* WORK TO BE COMPLETED *
Transcribe the listing exactly, leaving out every picture.

* RECORD LIST *
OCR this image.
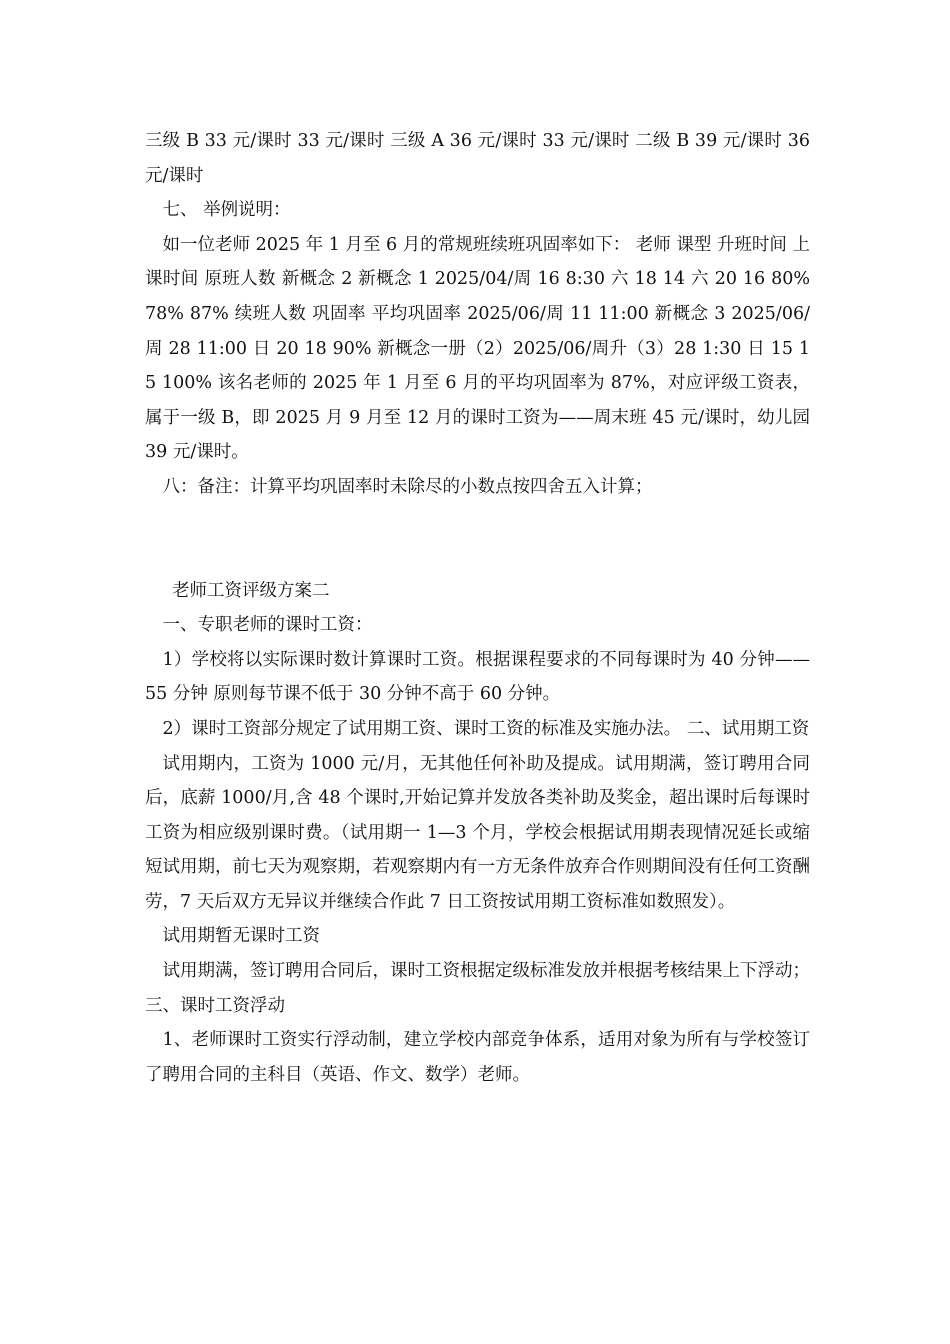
三级 B 33 元/课时 33 元/课时 三级 A 36 元/课时 33 元/课时 二级 B 39 元/课时 36 元/课时

七、 举例说明：

如一位老师 2025 年 1 月至 6 月的常规班续班巩固率如下： 老师 课型 升班时间 上课时间 原班人数 新概念 2 新概念 1 2025/04/周 16 8:30 六 18 14 六 20 16 80% 78% 87% 续班人数 巩固率 平均巩固率 2025/06/周 11 11:00 新概念 3 2025/06/周 28 11:00 日 20 18 90% 新概念一册（2）2025/06/周升（3）28 1:30 日 15 15 100% 该名老师的 2025 年 1 月至 6 月的平均巩固率为 87%，对应评级工资表，属于一级 B，即 2025 月 9 月至 12 月的课时工资为——周末班 45 元/课时，幼儿园 39 元/课时。

八：备注：计算平均巩固率时未除尽的小数点按四舍五入计算；

老师工资评级方案二

一、专职老师的课时工资：

1）学校将以实际课时数计算课时工资。根据课程要求的不同每课时为 40 分钟——55 分钟 原则每节课不低于 30 分钟不高于 60 分钟。

2）课时工资部分规定了试用期工资、课时工资的标准及实施办法。 二、试用期工资

试用期内，工资为 1000 元/月，无其他任何补助及提成。试用期满，签订聘用合同后，底薪 1000/月,含 48 个课时,开始记算并发放各类补助及奖金，超出课时后每课时工资为相应级别课时费。（试用期一 1—3 个月，学校会根据试用期表现情况延长或缩短试用期，前七天为观察期，若观察期内有一方无条件放弃合作则期间没有任何工资酬劳，7 天后双方无异议并继续合作此 7 日工资按试用期工资标准如数照发）。

试用期暂无课时工资

试用期满，签订聘用合同后，课时工资根据定级标准发放并根据考核结果上下浮动； 三、课时工资浮动

1、老师课时工资实行浮动制，建立学校内部竞争体系，适用对象为所有与学校签订了聘用合同的主科目（英语、作文、数学）老师。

* TASK RESULT *
OCR this image.
三级 B 33 元/课时 33 元/课时 三级 A 36 元/课时 33 元/课时 二级 B 39 元/课时 36 元/课时

七、 举例说明：

如一位老师 2025 年 1 月至 6 月的常规班续班巩固率如下： 老师 课型 升班时间 上课时间 原班人数 新概念 2 新概念 1 2025/04/周 16 8:30 六 18 14 六 20 16 80% 78% 87% 续班人数 巩固率 平均巩固率 2025/06/周 11 11:00 新概念 3 2025/06/周 28 11:00 日 20 18 90% 新概念一册（2）2025/06/周升（3）28 1:30 日 15 15 100% 该名老师的 2025 年 1 月至 6 月的平均巩固率为 87%，对应评级工资表，属于一级 B，即 2025 月 9 月至 12 月的课时工资为——周末班 45 元/课时，幼儿园 39 元/课时。

八：备注：计算平均巩固率时未除尽的小数点按四舍五入计算；

老师工资评级方案二

一、专职老师的课时工资：

1）学校将以实际课时数计算课时工资。根据课程要求的不同每课时为 40 分钟——55 分钟 原则每节课不低于 30 分钟不高于 60 分钟。

2）课时工资部分规定了试用期工资、课时工资的标准及实施办法。 二、试用期工资

试用期内，工资为 1000 元/月，无其他任何补助及提成。试用期满，签订聘用合同后，底薪 1000/月,含 48 个课时,开始记算并发放各类补助及奖金，超出课时后每课时工资为相应级别课时费。（试用期一 1—3 个月，学校会根据试用期表现情况延长或缩短试用期，前七天为观察期，若观察期内有一方无条件放弃合作则期间没有任何工资酬劳，7 天后双方无异议并继续合作此 7 日工资按试用期工资标准如数照发）。

试用期暂无课时工资

试用期满，签订聘用合同后，课时工资根据定级标准发放并根据考核结果上下浮动； 三、课时工资浮动

1、老师课时工资实行浮动制，建立学校内部竞争体系，适用对象为所有与学校签订了聘用合同的主科目（英语、作文、数学）老师。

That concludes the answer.